- Exercise -
State how many lines of the records contain the string "What". Give the number alone.

==== Record excerpts

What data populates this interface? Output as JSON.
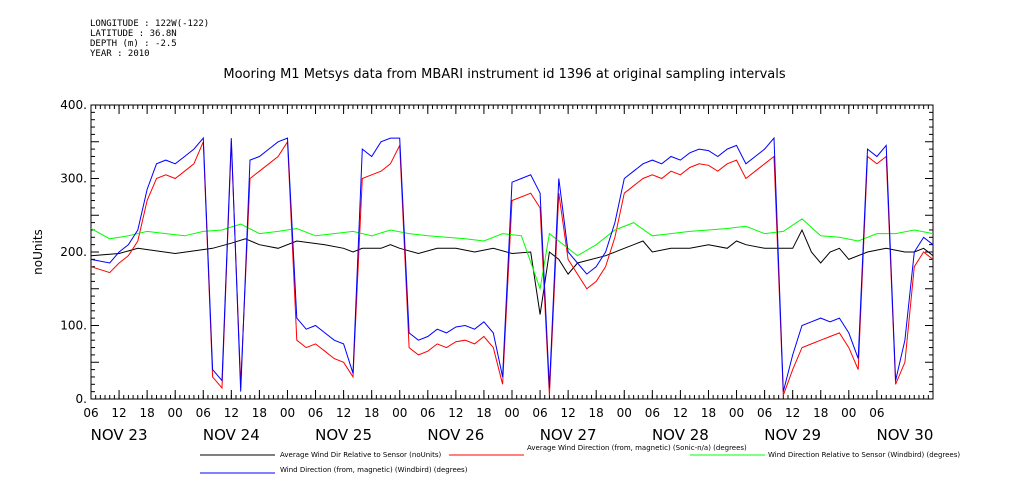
{
  "header": {
    "longitude": "LONGITUDE : 122W(-122)",
    "latitude": "LATITUDE : 36.8N",
    "depth": "DEPTH (m) : -2.5",
    "year": "YEAR : 2010"
  },
  "chart_data": {
    "type": "line",
    "title": "Mooring M1 Metsys data from MBARI instrument id 1396 at original sampling intervals",
    "ylabel": "noUnits",
    "xlabel": "",
    "ylim": [
      0,
      400
    ],
    "yticks": [
      0,
      100,
      200,
      300,
      400
    ],
    "yticklabels": [
      "0.",
      "100.",
      "200.",
      "300.",
      "400."
    ],
    "xlim_hours": [
      0,
      180
    ],
    "hour_ticks": [
      "06",
      "12",
      "18",
      "00",
      "06",
      "12",
      "18",
      "00",
      "06",
      "12",
      "18",
      "00",
      "06",
      "12",
      "18",
      "00",
      "06",
      "12",
      "18",
      "00",
      "06",
      "12",
      "18",
      "00",
      "06",
      "12",
      "18",
      "00",
      "06"
    ],
    "day_labels": [
      "NOV 23",
      "NOV 24",
      "NOV 25",
      "NOV 26",
      "NOV 27",
      "NOV 28",
      "NOV 29",
      "NOV 30"
    ],
    "grid": false,
    "legend_position": "bottom",
    "series": [
      {
        "name": "Average Wind Dir Relative to Sensor (noUnits)",
        "color": "#000000",
        "x": [
          0,
          6,
          10,
          18,
          26,
          30,
          33,
          36,
          40,
          44,
          50,
          54,
          56,
          58,
          62,
          64,
          66,
          70,
          74,
          78,
          82,
          86,
          90,
          94,
          96,
          98,
          100,
          102,
          104,
          110,
          114,
          118,
          120,
          124,
          128,
          132,
          136,
          138,
          140,
          144,
          150,
          152,
          154,
          156,
          158,
          160,
          162,
          166,
          170,
          174,
          176,
          178,
          180
        ],
        "y": [
          195,
          198,
          205,
          198,
          205,
          212,
          218,
          210,
          205,
          215,
          210,
          205,
          200,
          205,
          205,
          210,
          205,
          198,
          205,
          205,
          200,
          205,
          198,
          200,
          115,
          200,
          190,
          170,
          185,
          195,
          205,
          215,
          200,
          205,
          205,
          210,
          205,
          215,
          210,
          205,
          205,
          230,
          200,
          185,
          200,
          205,
          190,
          200,
          205,
          200,
          200,
          205,
          195
        ]
      },
      {
        "name": "Average Wind Direction (from, magnetic) (Sonic-n/a) (degrees)",
        "color": "#ff0000",
        "x": [
          0,
          4,
          6,
          8,
          10,
          12,
          14,
          16,
          18,
          20,
          22,
          24,
          26,
          28,
          30,
          32,
          34,
          36,
          38,
          40,
          42,
          44,
          46,
          48,
          50,
          52,
          54,
          56,
          58,
          60,
          62,
          64,
          66,
          68,
          70,
          72,
          74,
          76,
          78,
          80,
          82,
          84,
          86,
          88,
          90,
          92,
          94,
          96,
          98,
          100,
          102,
          104,
          106,
          108,
          110,
          112,
          114,
          116,
          118,
          120,
          122,
          124,
          126,
          128,
          130,
          132,
          134,
          136,
          138,
          140,
          142,
          144,
          146,
          148,
          150,
          152,
          154,
          156,
          158,
          160,
          162,
          164,
          166,
          168,
          170,
          172,
          174,
          176,
          178,
          180
        ],
        "y": [
          180,
          172,
          185,
          195,
          215,
          270,
          300,
          305,
          300,
          310,
          320,
          350,
          30,
          15,
          350,
          20,
          300,
          310,
          320,
          330,
          350,
          80,
          70,
          75,
          65,
          55,
          50,
          30,
          300,
          305,
          310,
          320,
          345,
          70,
          60,
          65,
          75,
          70,
          78,
          80,
          75,
          85,
          70,
          20,
          270,
          275,
          280,
          260,
          5,
          280,
          190,
          170,
          150,
          160,
          180,
          220,
          280,
          290,
          300,
          305,
          300,
          310,
          305,
          315,
          320,
          318,
          310,
          320,
          325,
          300,
          310,
          320,
          330,
          5,
          40,
          70,
          75,
          80,
          85,
          90,
          70,
          40,
          330,
          320,
          330,
          20,
          50,
          180,
          200,
          190
        ]
      },
      {
        "name": "Wind Direction Relative to Sensor (Windbird) (degrees)",
        "color": "#00ff00",
        "x": [
          0,
          4,
          8,
          12,
          16,
          20,
          24,
          28,
          32,
          36,
          40,
          44,
          48,
          52,
          56,
          60,
          64,
          68,
          72,
          76,
          80,
          84,
          88,
          92,
          96,
          98,
          100,
          104,
          108,
          112,
          116,
          120,
          124,
          128,
          132,
          136,
          140,
          144,
          148,
          152,
          156,
          160,
          164,
          168,
          172,
          176,
          180
        ],
        "y": [
          232,
          218,
          222,
          228,
          225,
          222,
          228,
          230,
          238,
          225,
          228,
          232,
          222,
          225,
          228,
          222,
          230,
          225,
          222,
          220,
          218,
          215,
          225,
          222,
          150,
          225,
          215,
          195,
          210,
          230,
          240,
          222,
          225,
          228,
          230,
          232,
          235,
          225,
          228,
          245,
          222,
          220,
          215,
          225,
          225,
          230,
          225
        ]
      },
      {
        "name": "Wind Direction (from, magnetic) (Windbird) (degrees)",
        "color": "#0000ff",
        "x": [
          0,
          4,
          6,
          8,
          10,
          12,
          14,
          16,
          18,
          20,
          22,
          24,
          26,
          28,
          30,
          32,
          34,
          36,
          38,
          40,
          42,
          44,
          46,
          48,
          50,
          52,
          54,
          56,
          58,
          60,
          62,
          64,
          66,
          68,
          70,
          72,
          74,
          76,
          78,
          80,
          82,
          84,
          86,
          88,
          90,
          92,
          94,
          96,
          98,
          100,
          102,
          104,
          106,
          108,
          110,
          112,
          114,
          116,
          118,
          120,
          122,
          124,
          126,
          128,
          130,
          132,
          134,
          136,
          138,
          140,
          142,
          144,
          146,
          148,
          150,
          152,
          154,
          156,
          158,
          160,
          162,
          164,
          166,
          168,
          170,
          172,
          174,
          176,
          178,
          180
        ],
        "y": [
          190,
          185,
          200,
          210,
          230,
          285,
          320,
          325,
          320,
          330,
          340,
          355,
          40,
          25,
          355,
          10,
          325,
          330,
          340,
          350,
          355,
          110,
          95,
          100,
          90,
          80,
          75,
          35,
          340,
          330,
          350,
          355,
          355,
          90,
          80,
          85,
          95,
          90,
          98,
          100,
          95,
          105,
          90,
          30,
          295,
          300,
          305,
          280,
          15,
          300,
          200,
          185,
          170,
          180,
          200,
          240,
          300,
          310,
          320,
          325,
          320,
          330,
          325,
          335,
          340,
          338,
          330,
          340,
          345,
          320,
          330,
          340,
          355,
          10,
          60,
          100,
          105,
          110,
          105,
          110,
          90,
          55,
          340,
          330,
          345,
          25,
          80,
          200,
          220,
          210
        ]
      }
    ]
  }
}
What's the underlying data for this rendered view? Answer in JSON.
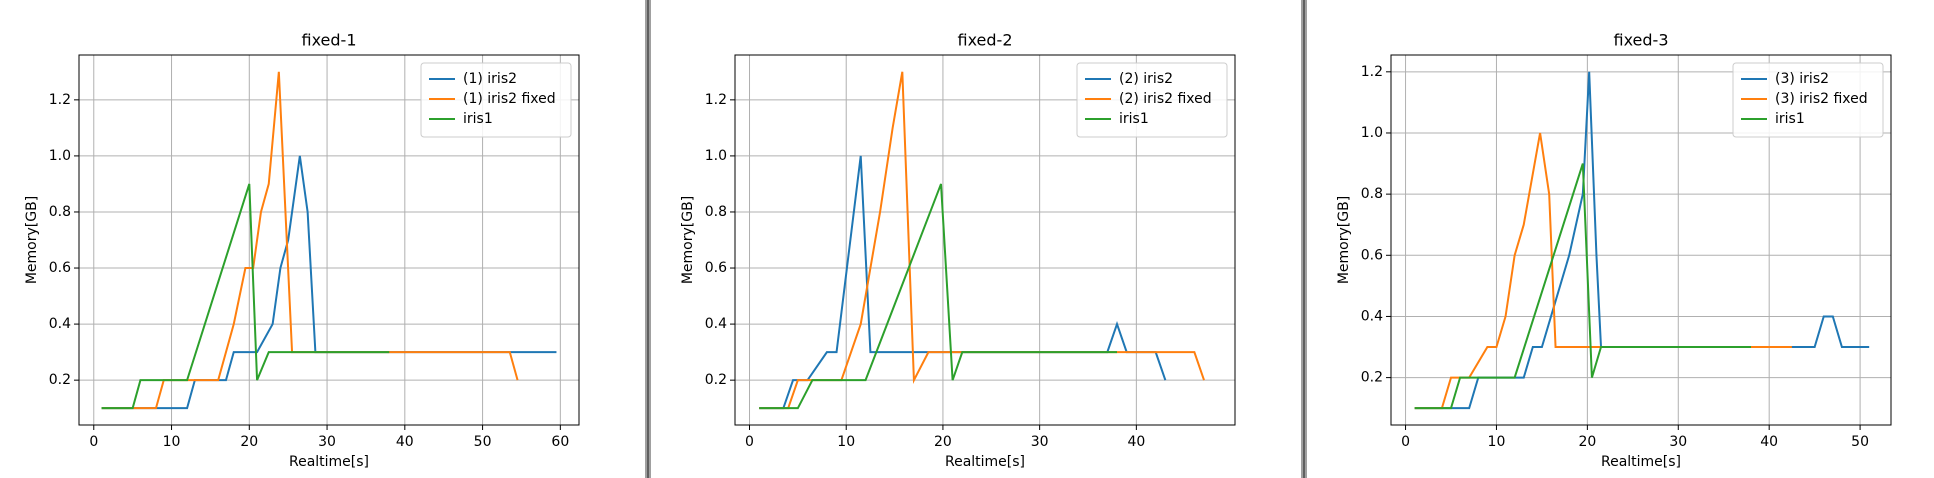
{
  "chart_data": [
    {
      "type": "line",
      "title": "fixed-1",
      "xlabel": "Realtime[s]",
      "ylabel": "Memory[GB]",
      "xlim": [
        -1.9,
        62.4
      ],
      "ylim": [
        0.04,
        1.36
      ],
      "xticks": [
        0,
        10,
        20,
        30,
        40,
        50,
        60
      ],
      "yticks": [
        0.2,
        0.4,
        0.6,
        0.8,
        {
          "value": 1,
          "label": "1.0"
        },
        1.2
      ],
      "grid": true,
      "legend": "upper right",
      "series": [
        {
          "name": "(1) iris2",
          "color": "#1f77b4",
          "x": [
            1,
            12,
            13,
            17,
            18,
            21,
            23,
            24,
            25,
            26.5,
            27.5,
            28.5,
            59.5
          ],
          "values": [
            0.1,
            0.1,
            0.2,
            0.2,
            0.3,
            0.3,
            0.4,
            0.6,
            0.7,
            1.0,
            0.8,
            0.3,
            0.3
          ]
        },
        {
          "name": "(1) iris2 fixed",
          "color": "#ff7f0e",
          "x": [
            1,
            8,
            9,
            16,
            18,
            19.5,
            20.5,
            21.5,
            22.5,
            23.8,
            25.5,
            53.5,
            54.5
          ],
          "values": [
            0.1,
            0.1,
            0.2,
            0.2,
            0.4,
            0.6,
            0.6,
            0.8,
            0.9,
            1.3,
            0.3,
            0.3,
            0.2
          ]
        },
        {
          "name": "iris1",
          "color": "#2ca02c",
          "x": [
            1,
            5,
            6,
            12,
            20,
            21,
            22.5,
            38
          ],
          "values": [
            0.1,
            0.1,
            0.2,
            0.2,
            0.9,
            0.2,
            0.3,
            0.3
          ]
        }
      ]
    },
    {
      "type": "line",
      "title": "fixed-2",
      "xlabel": "Realtime[s]",
      "ylabel": "Memory[GB]",
      "xlim": [
        -1.5,
        50.2
      ],
      "ylim": [
        0.04,
        1.36
      ],
      "xticks": [
        0,
        10,
        20,
        30,
        40
      ],
      "yticks": [
        0.2,
        0.4,
        0.6,
        0.8,
        {
          "value": 1,
          "label": "1.0"
        },
        1.2
      ],
      "grid": true,
      "legend": "upper right",
      "series": [
        {
          "name": "(2) iris2",
          "color": "#1f77b4",
          "x": [
            1,
            3.5,
            4.5,
            6,
            8,
            9,
            11.5,
            12.5,
            37,
            38,
            39,
            42,
            43
          ],
          "values": [
            0.1,
            0.1,
            0.2,
            0.2,
            0.3,
            0.3,
            1.0,
            0.3,
            0.3,
            0.4,
            0.3,
            0.3,
            0.2
          ]
        },
        {
          "name": "(2) iris2 fixed",
          "color": "#ff7f0e",
          "x": [
            1,
            4,
            5,
            9.5,
            11.5,
            13.5,
            14.8,
            15.8,
            17,
            18.5,
            46,
            47
          ],
          "values": [
            0.1,
            0.1,
            0.2,
            0.2,
            0.4,
            0.8,
            1.1,
            1.3,
            0.2,
            0.3,
            0.3,
            0.2
          ]
        },
        {
          "name": "iris1",
          "color": "#2ca02c",
          "x": [
            1,
            5,
            6.5,
            12,
            19.8,
            21,
            22,
            38
          ],
          "values": [
            0.1,
            0.1,
            0.2,
            0.2,
            0.9,
            0.2,
            0.3,
            0.3
          ]
        }
      ]
    },
    {
      "type": "line",
      "title": "fixed-3",
      "xlabel": "Realtime[s]",
      "ylabel": "Memory[GB]",
      "xlim": [
        -1.6,
        53.4
      ],
      "ylim": [
        0.045,
        1.255
      ],
      "xticks": [
        0,
        10,
        20,
        30,
        40,
        50
      ],
      "yticks": [
        0.2,
        0.4,
        0.6,
        0.8,
        {
          "value": 1,
          "label": "1.0"
        },
        1.2
      ],
      "grid": true,
      "legend": "upper right",
      "series": [
        {
          "name": "(3) iris2",
          "color": "#1f77b4",
          "x": [
            1,
            7,
            8,
            13,
            14,
            15,
            16,
            18,
            19.5,
            20.2,
            21,
            21.5,
            45,
            46,
            47,
            48,
            51
          ],
          "values": [
            0.1,
            0.1,
            0.2,
            0.2,
            0.3,
            0.3,
            0.4,
            0.6,
            0.8,
            1.2,
            0.6,
            0.3,
            0.3,
            0.4,
            0.4,
            0.3,
            0.3
          ]
        },
        {
          "name": "(3) iris2 fixed",
          "color": "#ff7f0e",
          "x": [
            1,
            4,
            5,
            7,
            9,
            10,
            11,
            12,
            13,
            14.8,
            15.8,
            16.5,
            42.5
          ],
          "values": [
            0.1,
            0.1,
            0.2,
            0.2,
            0.3,
            0.3,
            0.4,
            0.6,
            0.7,
            1.0,
            0.8,
            0.3,
            0.3
          ]
        },
        {
          "name": "iris1",
          "color": "#2ca02c",
          "x": [
            1,
            5,
            6,
            12,
            19.5,
            20.5,
            21.5,
            38
          ],
          "values": [
            0.1,
            0.1,
            0.2,
            0.2,
            0.9,
            0.2,
            0.3,
            0.3
          ]
        }
      ]
    }
  ]
}
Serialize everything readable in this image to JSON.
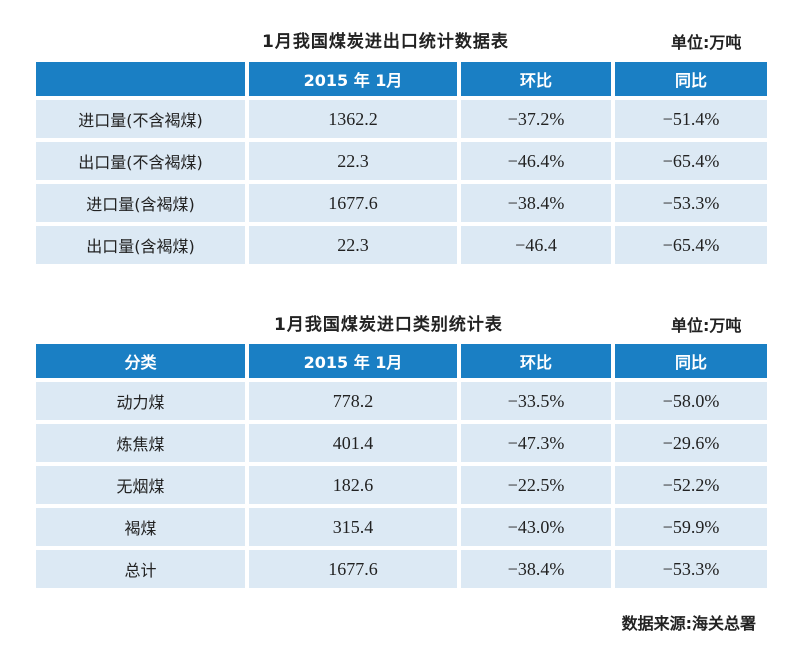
{
  "table1": {
    "title": "1月我国煤炭进出口统计数据表",
    "unit": "单位:万吨",
    "headers": [
      "",
      "2015 年 1月",
      "环比",
      "同比"
    ],
    "rows": [
      [
        "进口量(不含褐煤)",
        "1362.2",
        "−37.2%",
        "−51.4%"
      ],
      [
        "出口量(不含褐煤)",
        "22.3",
        "−46.4%",
        "−65.4%"
      ],
      [
        "进口量(含褐煤)",
        "1677.6",
        "−38.4%",
        "−53.3%"
      ],
      [
        "出口量(含褐煤)",
        "22.3",
        "−46.4",
        "−65.4%"
      ]
    ]
  },
  "table2": {
    "title": "1月我国煤炭进口类别统计表",
    "unit": "单位:万吨",
    "headers": [
      "分类",
      "2015 年 1月",
      "环比",
      "同比"
    ],
    "rows": [
      [
        "动力煤",
        "778.2",
        "−33.5%",
        "−58.0%"
      ],
      [
        "炼焦煤",
        "401.4",
        "−47.3%",
        "−29.6%"
      ],
      [
        "无烟煤",
        "182.6",
        "−22.5%",
        "−52.2%"
      ],
      [
        "褐煤",
        "315.4",
        "−43.0%",
        "−59.9%"
      ],
      [
        "总计",
        "1677.6",
        "−38.4%",
        "−53.3%"
      ]
    ]
  },
  "source": "数据来源:海关总署",
  "colors": {
    "header_bg": "#1a7fc4",
    "body_bg": "#dce9f4"
  }
}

========

- Response below -
2